┌──
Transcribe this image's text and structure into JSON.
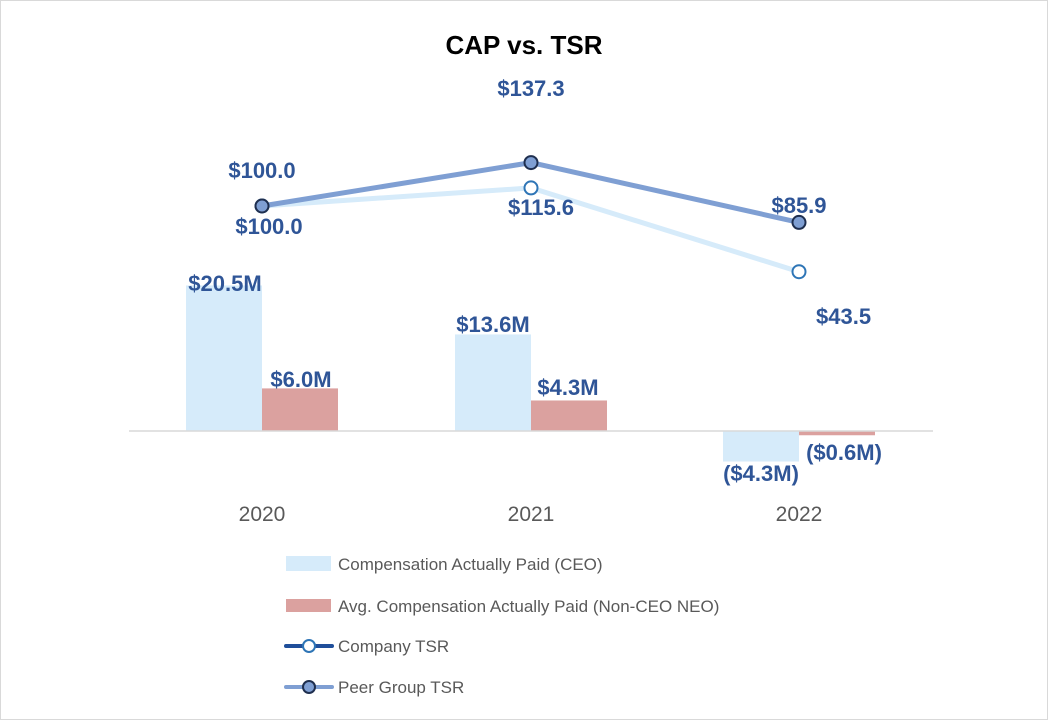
{
  "chart_data": {
    "type": "bar",
    "title": "CAP vs. TSR",
    "categories": [
      "2020",
      "2021",
      "2022"
    ],
    "series": [
      {
        "name": "Compensation Actually Paid (CEO)",
        "kind": "bar",
        "values": [
          20.5,
          13.6,
          -4.3
        ],
        "labels": [
          "$20.5M",
          "$13.6M",
          "($4.3M)"
        ],
        "color": "#d6ebfa"
      },
      {
        "name": "Avg. Compensation Actually Paid (Non-CEO NEO)",
        "kind": "bar",
        "values": [
          6.0,
          4.3,
          -0.6
        ],
        "labels": [
          "$6.0M",
          "$4.3M",
          "($0.6M)"
        ],
        "color": "#dba19f"
      },
      {
        "name": "Company TSR",
        "kind": "line",
        "values": [
          100.0,
          115.6,
          43.5
        ],
        "labels": [
          "$100.0",
          "$115.6",
          "$43.5"
        ],
        "color": "#d6ebfa",
        "marker_stroke": "#2e75b6",
        "marker_fill": "#ffffff"
      },
      {
        "name": "Peer Group TSR",
        "kind": "line",
        "values": [
          100.0,
          137.3,
          85.9
        ],
        "labels": [
          "$100.0",
          "$137.3",
          "$85.9"
        ],
        "color": "#7f9fd3",
        "marker_stroke": "#1f2f4f",
        "marker_fill": "#7f9fd3"
      }
    ],
    "legend_swatches": {
      "company_tsr_line": "#1f4e9a",
      "company_tsr_marker": "#2e75b6"
    },
    "label_color": "#2f5597",
    "legend_position": "bottom",
    "grid": false
  }
}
└──
Task directions: Copy out each line that contains the word "name".

Final result:
        "name": "Compensation Actually Paid (CEO)",
        "name": "Avg. Compensation Actually Paid (Non-CEO NEO)",
        "name": "Company TSR",
        "name": "Peer Group TSR",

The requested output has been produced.